## [Set problem]
Write out the listing in full, matching it word for word.

## [Given records]
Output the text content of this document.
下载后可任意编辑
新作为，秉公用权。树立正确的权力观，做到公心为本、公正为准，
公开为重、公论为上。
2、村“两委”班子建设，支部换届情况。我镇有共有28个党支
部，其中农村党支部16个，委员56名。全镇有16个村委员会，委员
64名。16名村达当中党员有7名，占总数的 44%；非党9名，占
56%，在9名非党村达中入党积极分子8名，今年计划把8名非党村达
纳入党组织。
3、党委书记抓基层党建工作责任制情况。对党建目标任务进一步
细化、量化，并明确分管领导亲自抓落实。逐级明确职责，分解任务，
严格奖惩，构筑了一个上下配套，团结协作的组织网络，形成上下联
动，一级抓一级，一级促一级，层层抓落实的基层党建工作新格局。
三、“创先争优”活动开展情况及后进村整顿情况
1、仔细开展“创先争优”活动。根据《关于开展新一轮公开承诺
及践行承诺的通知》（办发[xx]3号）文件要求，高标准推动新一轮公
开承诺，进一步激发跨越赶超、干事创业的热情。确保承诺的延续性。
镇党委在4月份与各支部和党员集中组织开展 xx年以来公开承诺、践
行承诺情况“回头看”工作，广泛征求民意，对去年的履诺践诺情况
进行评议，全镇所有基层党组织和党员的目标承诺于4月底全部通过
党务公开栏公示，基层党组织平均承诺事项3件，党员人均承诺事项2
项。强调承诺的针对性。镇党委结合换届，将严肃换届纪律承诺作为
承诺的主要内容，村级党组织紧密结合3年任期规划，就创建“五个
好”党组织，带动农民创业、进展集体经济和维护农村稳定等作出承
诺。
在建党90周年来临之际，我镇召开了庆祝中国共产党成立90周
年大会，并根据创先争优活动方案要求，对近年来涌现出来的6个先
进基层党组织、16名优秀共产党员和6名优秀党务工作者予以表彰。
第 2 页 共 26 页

## [Answer to the exercise]
Output the text content of this document.
下载后可任意编辑
新作为，秉公用权。树立正确的权力观，做到公心为本、公正为准，
公开为重、公论为上。
2、村“两委”班子建设，支部换届情况。我镇有共有28个党支
部，其中农村党支部16个，委员56名。全镇有16个村委员会，委员
64名。16名村达当中党员有7名，占总数的 44%；非党9名，占
56%，在9名非党村达中入党积极分子8名，今年计划把8名非党村达
纳入党组织。
3、党委书记抓基层党建工作责任制情况。对党建目标任务进一步
细化、量化，并明确分管领导亲自抓落实。逐级明确职责，分解任务，
严格奖惩，构筑了一个上下配套，团结协作的组织网络，形成上下联
动，一级抓一级，一级促一级，层层抓落实的基层党建工作新格局。
三、“创先争优”活动开展情况及后进村整顿情况
1、仔细开展“创先争优”活动。根据《关于开展新一轮公开承诺
及践行承诺的通知》（办发[xx]3号）文件要求，高标准推动新一轮公
开承诺，进一步激发跨越赶超、干事创业的热情。确保承诺的延续性。
镇党委在4月份与各支部和党员集中组织开展 xx年以来公开承诺、践
行承诺情况“回头看”工作，广泛征求民意，对去年的履诺践诺情况
进行评议，全镇所有基层党组织和党员的目标承诺于4月底全部通过
党务公开栏公示，基层党组织平均承诺事项3件，党员人均承诺事项2
项。强调承诺的针对性。镇党委结合换届，将严肃换届纪律承诺作为
承诺的主要内容，村级党组织紧密结合3年任期规划，就创建“五个
好”党组织，带动农民创业、进展集体经济和维护农村稳定等作出承
诺。
在建党90周年来临之际，我镇召开了庆祝中国共产党成立90周
年大会，并根据创先争优活动方案要求，对近年来涌现出来的6个先
进基层党组织、16名优秀共产党员和6名优秀党务工作者予以表彰。
第 2 页 共 26 页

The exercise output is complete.